DATA FOR THIS EXERCISE —
____________
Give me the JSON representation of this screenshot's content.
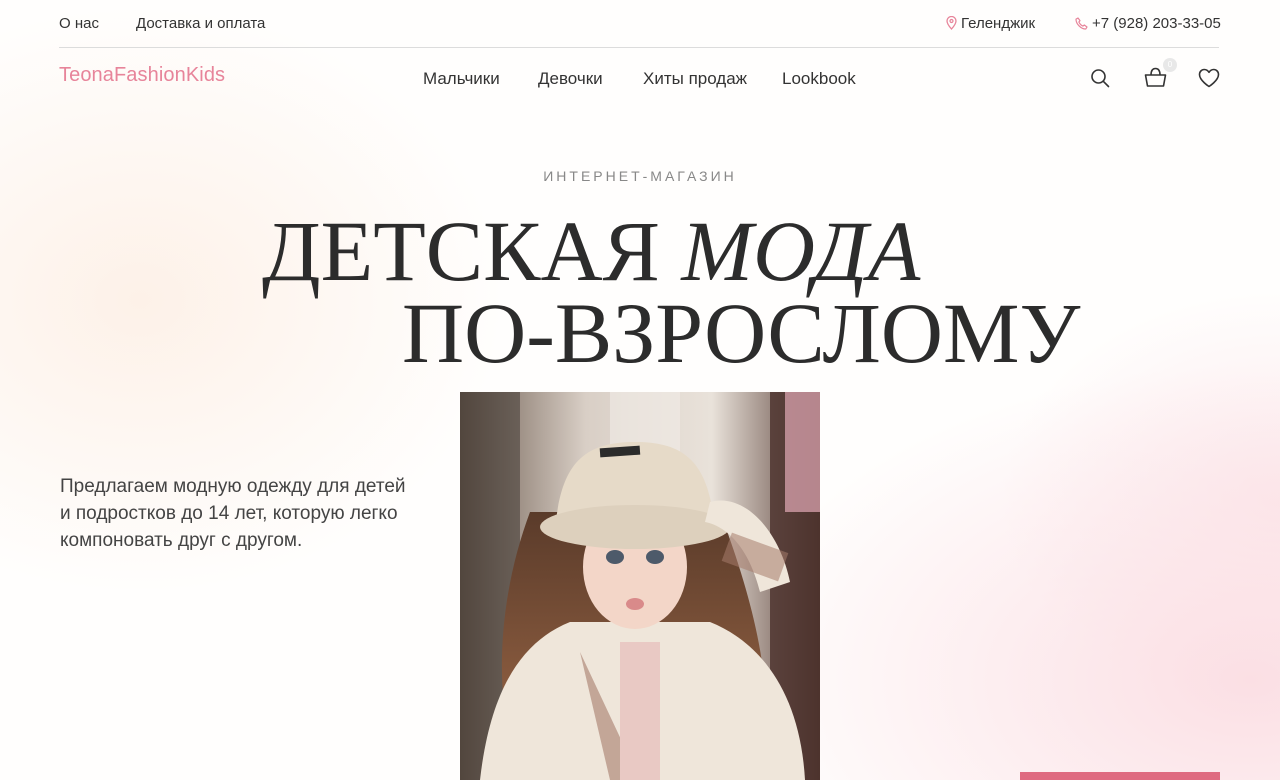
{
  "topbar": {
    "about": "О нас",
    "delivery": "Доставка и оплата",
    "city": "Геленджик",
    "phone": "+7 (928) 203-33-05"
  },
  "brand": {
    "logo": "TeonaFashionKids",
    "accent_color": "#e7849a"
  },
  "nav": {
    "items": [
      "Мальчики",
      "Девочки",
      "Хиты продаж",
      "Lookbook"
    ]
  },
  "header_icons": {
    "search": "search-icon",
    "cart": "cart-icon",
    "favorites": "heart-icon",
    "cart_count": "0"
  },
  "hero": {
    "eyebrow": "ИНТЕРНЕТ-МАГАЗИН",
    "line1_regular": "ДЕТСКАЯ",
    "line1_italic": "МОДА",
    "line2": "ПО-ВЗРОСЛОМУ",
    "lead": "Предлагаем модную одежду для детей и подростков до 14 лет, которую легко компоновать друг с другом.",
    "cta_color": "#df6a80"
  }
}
____________
WHAT TO PRODUCE — In your copy of the records, include no pictures; repeat everything else exactly.

PROBLEM SOLUTION —
Give me the JSON representation of this screenshot's content.
{
  "topbar": {
    "about": "О нас",
    "delivery": "Доставка и оплата",
    "city": "Геленджик",
    "phone": "+7 (928) 203-33-05"
  },
  "brand": {
    "logo": "TeonaFashionKids",
    "accent_color": "#e7849a"
  },
  "nav": {
    "items": [
      "Мальчики",
      "Девочки",
      "Хиты продаж",
      "Lookbook"
    ]
  },
  "header_icons": {
    "search": "search-icon",
    "cart": "cart-icon",
    "favorites": "heart-icon",
    "cart_count": "0"
  },
  "hero": {
    "eyebrow": "ИНТЕРНЕТ-МАГАЗИН",
    "line1_regular": "ДЕТСКАЯ",
    "line1_italic": "МОДА",
    "line2": "ПО-ВЗРОСЛОМУ",
    "lead": "Предлагаем модную одежду для детей и подростков до 14 лет, которую легко компоновать друг с другом.",
    "cta_color": "#df6a80"
  }
}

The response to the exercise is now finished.